Recorded data:
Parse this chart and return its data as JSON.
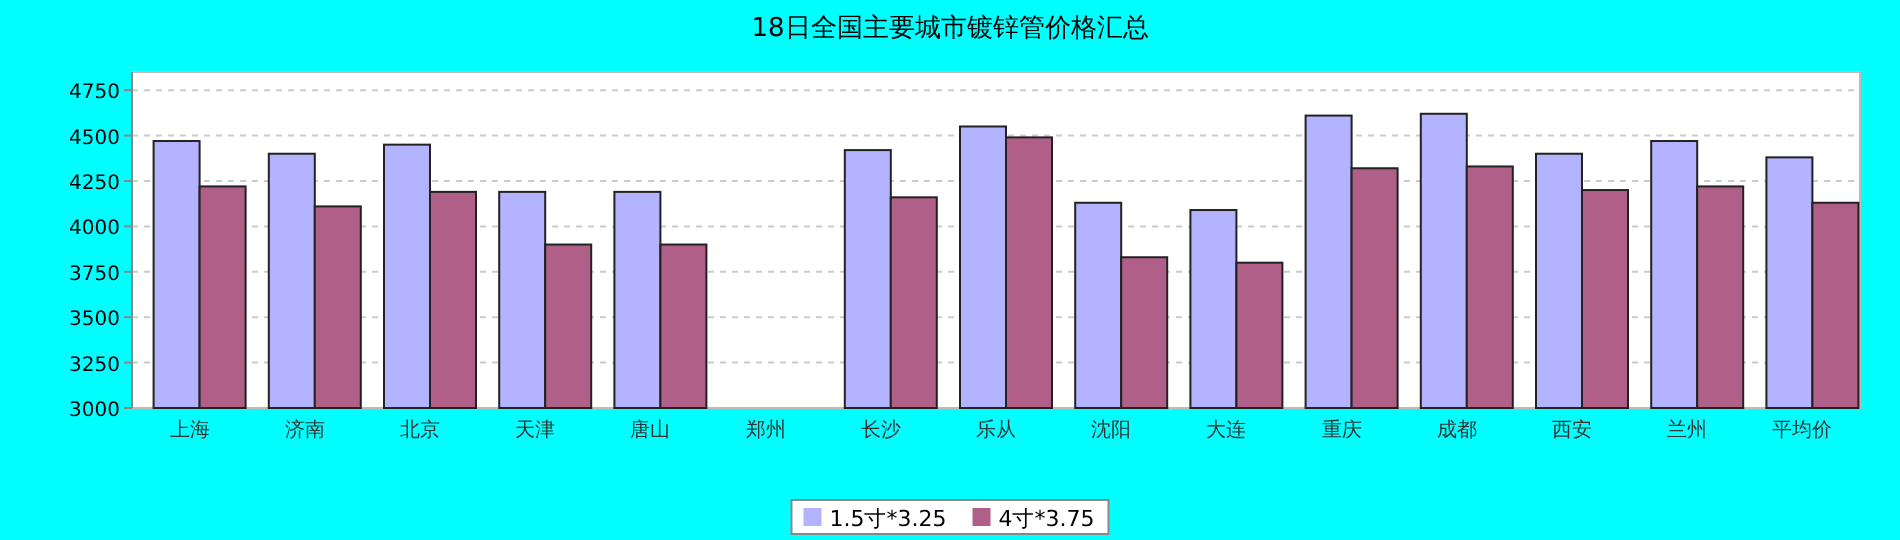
{
  "chart_data": {
    "type": "bar",
    "title": "18日全国主要城市镀锌管价格汇总",
    "categories": [
      "上海",
      "济南",
      "北京",
      "天津",
      "唐山",
      "郑州",
      "长沙",
      "乐从",
      "沈阳",
      "大连",
      "重庆",
      "成都",
      "西安",
      "兰州",
      "平均价"
    ],
    "series": [
      {
        "name": "1.5寸*3.25",
        "color": "#b3b3ff",
        "values": [
          4470,
          4400,
          4450,
          4190,
          4190,
          null,
          4420,
          4550,
          4130,
          4090,
          4610,
          4620,
          4400,
          4470,
          4380
        ]
      },
      {
        "name": "4寸*3.75",
        "color": "#b06088",
        "values": [
          4220,
          4110,
          4190,
          3900,
          3900,
          null,
          4160,
          4490,
          3830,
          3800,
          4320,
          4330,
          4200,
          4220,
          4130
        ]
      }
    ],
    "ylim": [
      3000,
      4850
    ],
    "yticks": [
      3000,
      3250,
      3500,
      3750,
      4000,
      4250,
      4500,
      4750
    ],
    "grid": "y",
    "legend": "bottom"
  }
}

What this task involves: All of the data above should be transcribed verbatim, with pictures omitted.

Output below:
Parse this chart and return its data as JSON.
{
  "chart_data": {
    "type": "bar",
    "title": "18日全国主要城市镀锌管价格汇总",
    "categories": [
      "上海",
      "济南",
      "北京",
      "天津",
      "唐山",
      "郑州",
      "长沙",
      "乐从",
      "沈阳",
      "大连",
      "重庆",
      "成都",
      "西安",
      "兰州",
      "平均价"
    ],
    "series": [
      {
        "name": "1.5寸*3.25",
        "color": "#b3b3ff",
        "values": [
          4470,
          4400,
          4450,
          4190,
          4190,
          null,
          4420,
          4550,
          4130,
          4090,
          4610,
          4620,
          4400,
          4470,
          4380
        ]
      },
      {
        "name": "4寸*3.75",
        "color": "#b06088",
        "values": [
          4220,
          4110,
          4190,
          3900,
          3900,
          null,
          4160,
          4490,
          3830,
          3800,
          4320,
          4330,
          4200,
          4220,
          4130
        ]
      }
    ],
    "ylim": [
      3000,
      4850
    ],
    "yticks": [
      3000,
      3250,
      3500,
      3750,
      4000,
      4250,
      4500,
      4750
    ],
    "grid": "y",
    "legend": "bottom"
  }
}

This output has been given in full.